Instruction →
Report only the number of lines that hold the word "Pending".

Exercise data →
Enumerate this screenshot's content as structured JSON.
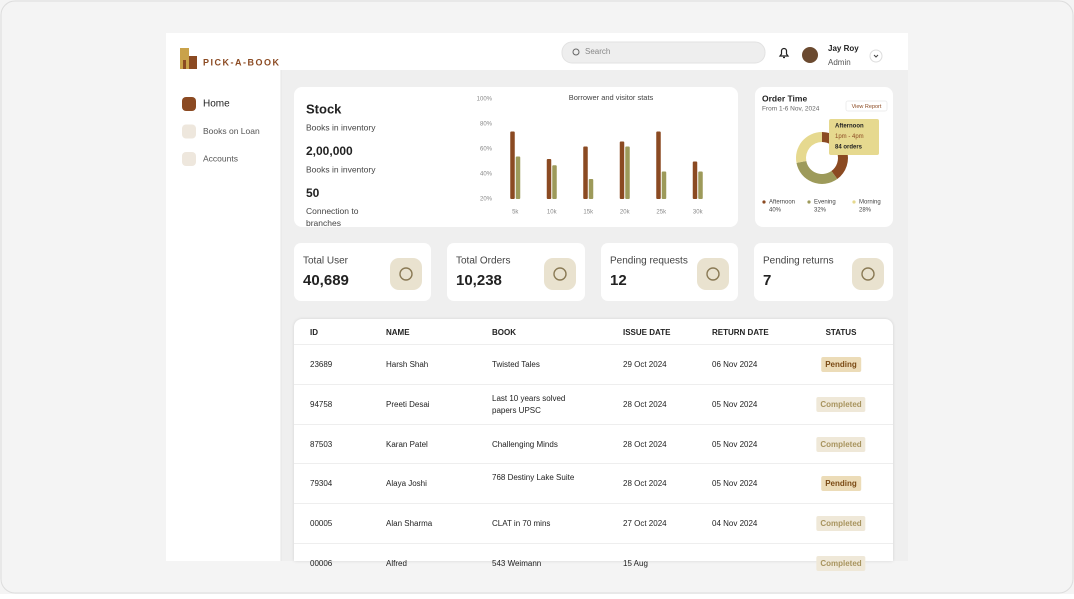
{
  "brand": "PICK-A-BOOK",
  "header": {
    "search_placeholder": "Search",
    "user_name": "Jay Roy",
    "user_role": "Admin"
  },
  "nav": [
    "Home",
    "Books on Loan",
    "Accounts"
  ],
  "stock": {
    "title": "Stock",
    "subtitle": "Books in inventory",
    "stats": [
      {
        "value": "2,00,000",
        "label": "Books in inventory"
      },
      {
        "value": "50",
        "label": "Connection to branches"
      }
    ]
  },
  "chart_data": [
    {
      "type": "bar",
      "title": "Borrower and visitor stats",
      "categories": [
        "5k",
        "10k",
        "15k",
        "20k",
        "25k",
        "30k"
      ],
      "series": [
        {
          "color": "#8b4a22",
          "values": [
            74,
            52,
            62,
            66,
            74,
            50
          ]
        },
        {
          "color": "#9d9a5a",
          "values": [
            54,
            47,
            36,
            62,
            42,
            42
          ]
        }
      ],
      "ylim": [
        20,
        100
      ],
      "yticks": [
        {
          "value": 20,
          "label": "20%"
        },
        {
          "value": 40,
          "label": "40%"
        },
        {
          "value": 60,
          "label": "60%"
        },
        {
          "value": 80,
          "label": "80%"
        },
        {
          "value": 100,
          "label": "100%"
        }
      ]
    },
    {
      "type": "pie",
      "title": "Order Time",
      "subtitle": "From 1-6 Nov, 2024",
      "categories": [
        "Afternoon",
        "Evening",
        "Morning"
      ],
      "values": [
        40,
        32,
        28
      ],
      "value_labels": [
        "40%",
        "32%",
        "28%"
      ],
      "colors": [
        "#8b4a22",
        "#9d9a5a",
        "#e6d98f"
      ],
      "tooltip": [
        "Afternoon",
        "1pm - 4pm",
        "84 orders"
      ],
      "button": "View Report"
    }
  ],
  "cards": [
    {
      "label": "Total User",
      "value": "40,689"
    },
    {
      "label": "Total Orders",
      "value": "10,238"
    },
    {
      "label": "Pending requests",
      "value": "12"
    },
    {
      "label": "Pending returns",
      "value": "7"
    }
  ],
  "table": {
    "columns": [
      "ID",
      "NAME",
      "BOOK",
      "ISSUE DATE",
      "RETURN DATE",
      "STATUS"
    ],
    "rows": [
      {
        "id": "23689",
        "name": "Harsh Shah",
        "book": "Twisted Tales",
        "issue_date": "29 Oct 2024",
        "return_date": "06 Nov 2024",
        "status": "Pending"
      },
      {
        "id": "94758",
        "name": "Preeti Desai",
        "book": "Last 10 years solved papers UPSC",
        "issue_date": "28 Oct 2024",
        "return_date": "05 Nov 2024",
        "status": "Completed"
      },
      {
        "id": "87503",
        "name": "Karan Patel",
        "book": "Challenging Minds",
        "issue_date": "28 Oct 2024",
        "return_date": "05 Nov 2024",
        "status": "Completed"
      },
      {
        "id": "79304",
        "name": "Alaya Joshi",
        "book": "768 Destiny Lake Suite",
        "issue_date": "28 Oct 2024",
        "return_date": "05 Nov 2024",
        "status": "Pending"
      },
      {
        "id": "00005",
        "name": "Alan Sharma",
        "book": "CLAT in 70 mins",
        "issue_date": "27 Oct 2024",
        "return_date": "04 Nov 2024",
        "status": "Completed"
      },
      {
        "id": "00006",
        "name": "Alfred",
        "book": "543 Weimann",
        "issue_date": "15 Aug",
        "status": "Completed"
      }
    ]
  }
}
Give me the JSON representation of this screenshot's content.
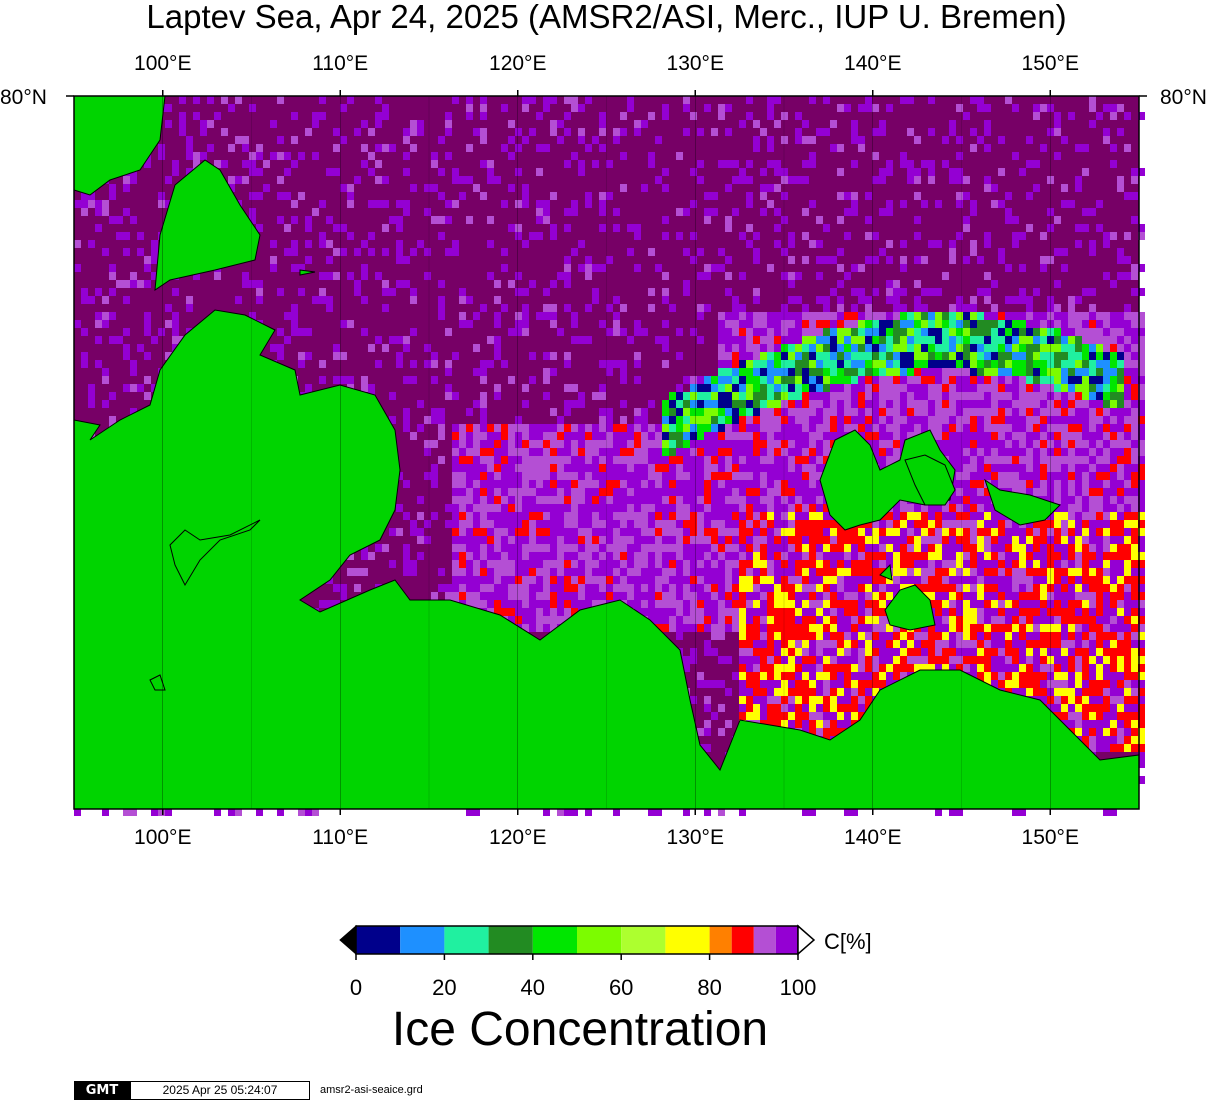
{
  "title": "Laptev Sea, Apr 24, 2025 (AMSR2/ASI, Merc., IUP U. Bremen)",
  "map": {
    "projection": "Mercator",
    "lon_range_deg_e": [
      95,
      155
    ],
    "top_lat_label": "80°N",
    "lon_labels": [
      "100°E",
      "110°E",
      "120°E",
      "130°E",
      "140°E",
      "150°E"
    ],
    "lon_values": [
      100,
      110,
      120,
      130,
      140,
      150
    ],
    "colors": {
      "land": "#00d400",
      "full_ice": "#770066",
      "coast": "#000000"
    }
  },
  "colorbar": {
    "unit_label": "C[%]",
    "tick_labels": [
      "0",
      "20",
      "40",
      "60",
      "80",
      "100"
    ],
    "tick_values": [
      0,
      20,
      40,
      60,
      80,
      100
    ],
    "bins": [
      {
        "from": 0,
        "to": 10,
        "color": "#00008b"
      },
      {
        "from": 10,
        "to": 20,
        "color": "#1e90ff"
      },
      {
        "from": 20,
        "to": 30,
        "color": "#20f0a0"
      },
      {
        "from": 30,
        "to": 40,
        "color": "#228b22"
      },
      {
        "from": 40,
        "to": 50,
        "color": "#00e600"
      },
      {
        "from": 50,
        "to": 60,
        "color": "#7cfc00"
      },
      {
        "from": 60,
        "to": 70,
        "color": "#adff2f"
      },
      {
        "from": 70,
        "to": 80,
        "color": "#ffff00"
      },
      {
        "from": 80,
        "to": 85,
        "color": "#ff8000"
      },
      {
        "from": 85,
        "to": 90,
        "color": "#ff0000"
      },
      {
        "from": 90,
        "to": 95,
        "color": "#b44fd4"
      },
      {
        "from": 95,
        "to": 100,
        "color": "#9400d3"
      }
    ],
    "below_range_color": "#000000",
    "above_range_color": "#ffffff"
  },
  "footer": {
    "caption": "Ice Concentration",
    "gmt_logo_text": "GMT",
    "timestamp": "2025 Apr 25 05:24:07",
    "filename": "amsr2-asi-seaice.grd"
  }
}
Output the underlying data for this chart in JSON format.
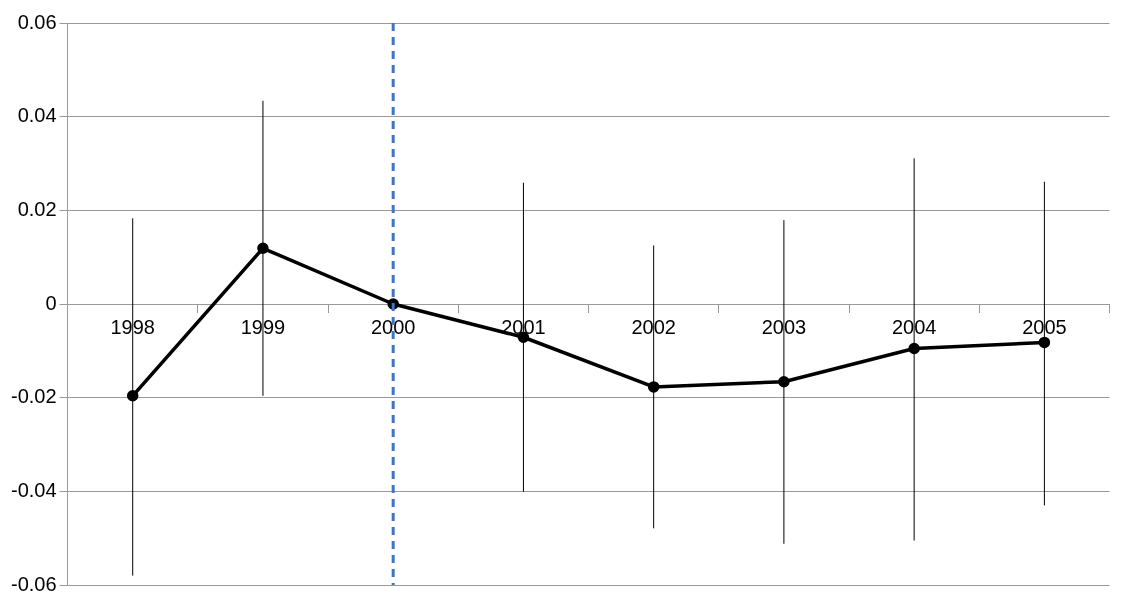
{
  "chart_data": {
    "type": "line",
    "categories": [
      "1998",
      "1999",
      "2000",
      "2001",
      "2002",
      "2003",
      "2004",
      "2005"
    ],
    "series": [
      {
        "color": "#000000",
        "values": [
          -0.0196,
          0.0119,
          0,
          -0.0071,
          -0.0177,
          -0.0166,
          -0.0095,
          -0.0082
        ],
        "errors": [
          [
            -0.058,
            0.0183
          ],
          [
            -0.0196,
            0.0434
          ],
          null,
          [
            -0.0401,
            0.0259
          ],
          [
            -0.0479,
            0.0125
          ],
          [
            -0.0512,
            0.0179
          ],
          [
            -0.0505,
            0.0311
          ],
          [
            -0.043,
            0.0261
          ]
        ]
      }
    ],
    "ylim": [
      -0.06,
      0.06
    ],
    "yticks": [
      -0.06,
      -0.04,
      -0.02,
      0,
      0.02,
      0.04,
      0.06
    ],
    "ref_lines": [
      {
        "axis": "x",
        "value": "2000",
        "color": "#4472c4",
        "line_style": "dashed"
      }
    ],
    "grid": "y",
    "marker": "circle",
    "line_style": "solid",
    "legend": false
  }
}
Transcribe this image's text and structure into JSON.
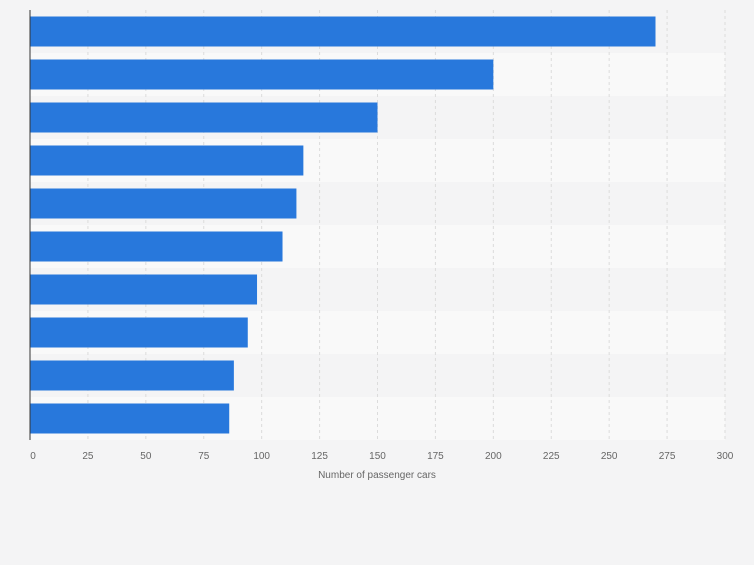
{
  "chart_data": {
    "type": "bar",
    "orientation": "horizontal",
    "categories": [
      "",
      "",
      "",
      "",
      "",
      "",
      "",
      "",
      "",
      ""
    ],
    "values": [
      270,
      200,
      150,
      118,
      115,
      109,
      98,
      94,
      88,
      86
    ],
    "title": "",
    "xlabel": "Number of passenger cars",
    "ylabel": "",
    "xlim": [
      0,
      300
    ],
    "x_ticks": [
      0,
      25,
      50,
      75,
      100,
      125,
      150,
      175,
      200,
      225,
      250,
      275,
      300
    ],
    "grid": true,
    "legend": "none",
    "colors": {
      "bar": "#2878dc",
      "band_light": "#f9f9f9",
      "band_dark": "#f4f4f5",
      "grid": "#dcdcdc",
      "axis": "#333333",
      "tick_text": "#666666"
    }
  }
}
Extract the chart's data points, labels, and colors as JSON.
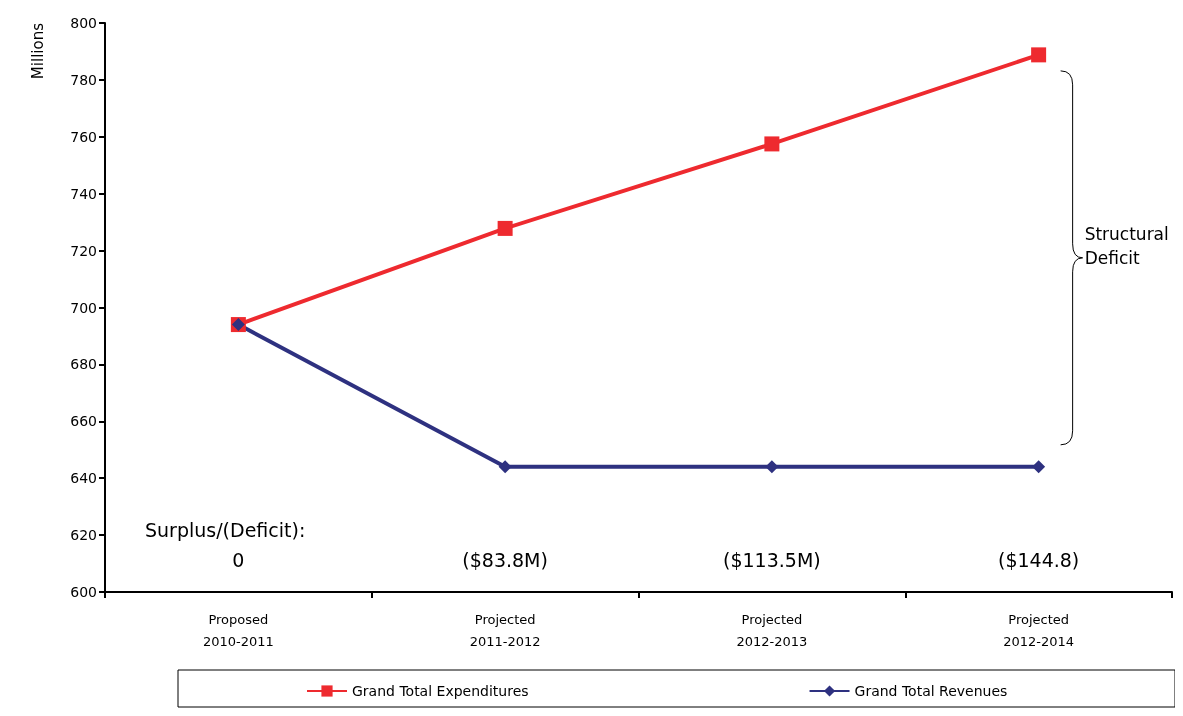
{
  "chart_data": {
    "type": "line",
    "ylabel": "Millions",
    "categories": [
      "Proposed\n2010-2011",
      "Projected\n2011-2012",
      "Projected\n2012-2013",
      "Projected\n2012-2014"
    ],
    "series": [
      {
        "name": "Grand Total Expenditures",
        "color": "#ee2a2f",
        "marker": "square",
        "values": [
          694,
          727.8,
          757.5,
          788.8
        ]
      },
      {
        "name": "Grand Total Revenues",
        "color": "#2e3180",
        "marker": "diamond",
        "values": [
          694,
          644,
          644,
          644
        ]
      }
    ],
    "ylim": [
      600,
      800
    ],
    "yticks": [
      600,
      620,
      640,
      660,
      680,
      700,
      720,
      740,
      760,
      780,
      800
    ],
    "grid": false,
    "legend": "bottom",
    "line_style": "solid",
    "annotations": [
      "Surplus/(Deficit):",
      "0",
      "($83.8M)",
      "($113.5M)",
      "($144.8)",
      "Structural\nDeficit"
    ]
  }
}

Correct answer →
4